Культуре, как и истории, к сожалению, неведомо сослагательное наклонение. Но нетрудно себе представить писателя не в редакциях советских детских журналов 1930-х годов, где слегка причесанная, но вполне очевидная дикость его текстов вызывала законные подозрения, а в современном Голливуде. Там Хармса наверняка бы приняли как родного -- и потому, что в индустрии наблюдается сценарный кризис, и потому, что даже в лучших современных зомби-хоррорах (а «Безумцы» относятся к их числу) сюжетная мотивация, как и в творчестве классика, не является обязательным пунктом программы.

Лишь бы побегать

Очень хороший летний день в городке Огден-Марш (название переводится как Огден-болото и передает скромный накал местной жизнедеятельности) начинается с того, что на бейсбольное поле во время матча неспешно выходит местный пьяница с дробовиком. Также неторопливо вскидывает оружие, после чего ему в порядке упреждающей меры стреляет в голову шериф Даттон (Тимоти Олифант). Впоследствии алкоголя в крови покойного не обнаруживается. Между тем жена шерифа Джуди (Рада Митчелл) осматривает пациента, в котором вроде бы нет ничего странного, разве что опять-таки подозрительная неторопливость. Вернувшись из больницы, мужчина сжигает дом вместе с родными. В ближайшем озере, обеспечивающем округу водой, обнаруживается рухнувший самолет с непонятным химическим вирусом на борту. В городок являются военные в защитных скафандрах и противогазах. Они сперва пытаются честно отделить инфицированных аборигенов от здоровых, однако потом принимаются за массовую зачистку по известному из истории принципу «режьте всех, Господь узнает своих». Дальнейшее развитие событий укладывается в стишок «В озеро как-то упал самолет, / Больше в деревне никто не живет» и завершается маленьким, однако вполне себе ядерным взрывом.

++++++

_Задания к тексту_
A: Перескажите кратко в виде списка абзац фрагмента о фильме «Безумцы», который начинается словами «Очень хороший летний день». Сохраните основные факты.
B: Продолжите фрагмент о фильме «Безумцы» с места, где он заканчивается.

(Данные для понимания документов)
++++++

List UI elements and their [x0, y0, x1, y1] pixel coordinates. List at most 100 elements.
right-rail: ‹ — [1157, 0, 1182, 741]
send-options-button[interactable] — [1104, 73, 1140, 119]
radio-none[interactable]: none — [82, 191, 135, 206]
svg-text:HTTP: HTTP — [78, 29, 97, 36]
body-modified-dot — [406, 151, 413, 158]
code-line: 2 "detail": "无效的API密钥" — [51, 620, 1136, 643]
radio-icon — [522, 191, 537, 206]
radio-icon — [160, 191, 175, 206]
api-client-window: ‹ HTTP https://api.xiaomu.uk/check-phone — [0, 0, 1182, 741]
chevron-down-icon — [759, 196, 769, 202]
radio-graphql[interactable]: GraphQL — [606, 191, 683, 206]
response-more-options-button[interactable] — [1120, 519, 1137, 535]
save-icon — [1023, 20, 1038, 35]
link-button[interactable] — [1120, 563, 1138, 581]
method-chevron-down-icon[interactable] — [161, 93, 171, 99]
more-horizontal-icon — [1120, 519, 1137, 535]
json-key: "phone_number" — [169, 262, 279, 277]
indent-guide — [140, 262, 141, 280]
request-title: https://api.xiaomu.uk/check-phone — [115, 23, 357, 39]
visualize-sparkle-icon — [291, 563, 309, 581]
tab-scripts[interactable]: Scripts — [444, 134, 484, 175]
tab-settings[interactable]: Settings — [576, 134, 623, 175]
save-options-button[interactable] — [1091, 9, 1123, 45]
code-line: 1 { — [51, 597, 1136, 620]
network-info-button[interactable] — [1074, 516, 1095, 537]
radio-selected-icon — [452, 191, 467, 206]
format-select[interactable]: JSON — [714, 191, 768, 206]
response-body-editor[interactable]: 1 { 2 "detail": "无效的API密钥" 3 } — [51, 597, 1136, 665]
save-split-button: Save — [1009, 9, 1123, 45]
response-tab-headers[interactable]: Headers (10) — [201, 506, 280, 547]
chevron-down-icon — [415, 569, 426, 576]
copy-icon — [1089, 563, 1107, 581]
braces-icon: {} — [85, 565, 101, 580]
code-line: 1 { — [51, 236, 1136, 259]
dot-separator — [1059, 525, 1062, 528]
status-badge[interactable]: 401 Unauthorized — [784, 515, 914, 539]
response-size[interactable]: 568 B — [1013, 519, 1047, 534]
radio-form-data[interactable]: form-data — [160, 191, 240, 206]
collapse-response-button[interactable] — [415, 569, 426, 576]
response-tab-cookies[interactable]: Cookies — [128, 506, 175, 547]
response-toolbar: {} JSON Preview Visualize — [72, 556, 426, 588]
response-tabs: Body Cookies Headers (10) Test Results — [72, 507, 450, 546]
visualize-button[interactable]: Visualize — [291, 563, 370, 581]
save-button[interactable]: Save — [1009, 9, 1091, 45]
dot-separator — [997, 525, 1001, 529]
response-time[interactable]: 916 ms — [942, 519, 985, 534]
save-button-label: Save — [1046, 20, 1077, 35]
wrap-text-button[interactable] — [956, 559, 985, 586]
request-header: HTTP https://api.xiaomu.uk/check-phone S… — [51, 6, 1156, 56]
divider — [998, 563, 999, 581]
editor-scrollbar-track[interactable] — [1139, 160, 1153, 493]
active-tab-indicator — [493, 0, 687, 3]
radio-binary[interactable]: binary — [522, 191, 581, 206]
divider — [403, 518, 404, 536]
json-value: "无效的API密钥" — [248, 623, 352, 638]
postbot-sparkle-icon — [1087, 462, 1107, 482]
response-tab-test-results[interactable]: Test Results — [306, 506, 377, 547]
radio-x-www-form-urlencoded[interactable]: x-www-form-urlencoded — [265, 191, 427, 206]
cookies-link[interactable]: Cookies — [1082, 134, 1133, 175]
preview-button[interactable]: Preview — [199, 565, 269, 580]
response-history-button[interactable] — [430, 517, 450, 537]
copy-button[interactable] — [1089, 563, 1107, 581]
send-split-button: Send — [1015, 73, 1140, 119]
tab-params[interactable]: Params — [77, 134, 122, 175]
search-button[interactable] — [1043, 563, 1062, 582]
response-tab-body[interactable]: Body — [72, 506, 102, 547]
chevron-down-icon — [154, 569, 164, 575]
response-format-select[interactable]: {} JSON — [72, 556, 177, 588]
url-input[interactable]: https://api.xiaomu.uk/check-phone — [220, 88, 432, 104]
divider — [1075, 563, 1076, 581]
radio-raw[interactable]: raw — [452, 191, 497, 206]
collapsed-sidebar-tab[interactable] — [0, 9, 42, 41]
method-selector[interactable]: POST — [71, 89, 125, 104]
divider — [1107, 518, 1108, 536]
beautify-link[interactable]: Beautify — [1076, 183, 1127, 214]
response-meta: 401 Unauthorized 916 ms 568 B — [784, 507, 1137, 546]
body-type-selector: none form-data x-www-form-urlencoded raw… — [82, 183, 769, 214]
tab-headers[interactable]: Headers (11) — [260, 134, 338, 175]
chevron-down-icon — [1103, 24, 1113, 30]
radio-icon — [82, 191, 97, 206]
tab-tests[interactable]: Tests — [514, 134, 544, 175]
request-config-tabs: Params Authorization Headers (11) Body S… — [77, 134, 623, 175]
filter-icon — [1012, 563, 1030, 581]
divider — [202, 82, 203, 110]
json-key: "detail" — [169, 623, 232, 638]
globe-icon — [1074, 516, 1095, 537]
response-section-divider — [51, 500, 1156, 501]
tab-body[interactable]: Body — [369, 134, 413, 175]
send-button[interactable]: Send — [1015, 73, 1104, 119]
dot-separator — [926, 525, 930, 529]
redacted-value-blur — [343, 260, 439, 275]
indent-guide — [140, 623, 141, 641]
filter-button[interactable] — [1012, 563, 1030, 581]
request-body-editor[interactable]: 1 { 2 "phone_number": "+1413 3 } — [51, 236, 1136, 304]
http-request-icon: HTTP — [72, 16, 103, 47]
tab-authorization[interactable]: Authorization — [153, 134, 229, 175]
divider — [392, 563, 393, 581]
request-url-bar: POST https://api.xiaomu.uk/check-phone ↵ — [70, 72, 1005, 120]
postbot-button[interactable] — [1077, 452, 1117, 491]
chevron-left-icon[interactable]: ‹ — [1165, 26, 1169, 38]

++++++

_Ответы_
A:
- В городке Огден-Марш во время бейсбольного матча на поле неспешно выходит местный пьяница с дробовиком. Шериф Даттон (Тимоти Олифант) стреляет ему в голову. Позже алкоголя в крови покойного не обнаруживают.
- Жена шерифа Джуди (Рада Митчелл) осматривает подозрительно неторопливого пациента. Вернувшись из больницы, этот мужчина сжигает дом вместе с родными.
- В озере, которое снабжает округу водой, находят рухнувший самолет с непонятным химическим вирусом на борту.
- В городок прибывают военные в защитных скафандрах и противогазах. Сначала они отделяют инфицированных жителей от здоровых, затем переходят к массовой зачистке.
- События завершаются небольшим ядерным взрывом.

B:
По истечении инкубационного периода болезни персонажи не только звереют и характерно зависают на полушаге, но и покрываются струпьями и нарывами, что как будто логично для ремейка картины Джорджа А. Ромеро, главного человека по зомби-эстетике в мировом кино. В оригинальных «Безумцах» 1973 года, раннем пункте его фильмографии, между тем никаких зомби не было, и вообще фильм стал для мастера, всегда имевшего в виду социальный аспект, в первую очередь политическим высказыванием по широкому спектру вопросов, от бездушности прогресса до войны во Вьетнаме. Режиссер новой картины Брек Айснер не то чтобы избавляется от дополнительной идеологической комплектации вовсе, но сильно ее облегчает. Так и в его удачном приключенческом экшене «Сахара» привычно актуальная тема удручающего состояния медицины в Африке становилась для героев лишь поводом для того, чтобы хорошенько и бездумно побегать. Сожалеть о нетрепетном отношении к оригиналу, однако, не приходится, поскольку первые «Безумцы» -- кино совсем не замечательное и даже, на худой конец, не культовое.

Любовь и смерть

Благодаря новинкам жанра (тут и «Носители», и «Книга Илая») тематически ориентированный зритель уже как-то попривык наблюдать мир в состоянии постапокалиптического похмелья, тягостность которого лишь намекает, насколько все было бодрячком в момент оставшегося за кадром катаклизма. Тогда как Айснер с удовольствием накрывает банкетную поляну и выписывает картину бедствия то с размахом малярным валиком, то заподлицо тонюсенькой беличьей кисточкой. С одной стороны, не стремясь показаться оригиналом, режиссер демонстрирует набитый бесплатными продуктами безлюдный супермаркет, который в десятках фильмов призван свидетельствовать о факте наступления, увы, не коммунизма, но конца света. С другой -- расцвечивает повествование не всегда функциональными, но элегантными и создающими настроение загогулинами: то запустит в амбаре сеялку, то самостоятельную электрическую пилу в морге, а то вывезет в кадр сделать кружок на велике леденяще-легкомысленную тетеньку.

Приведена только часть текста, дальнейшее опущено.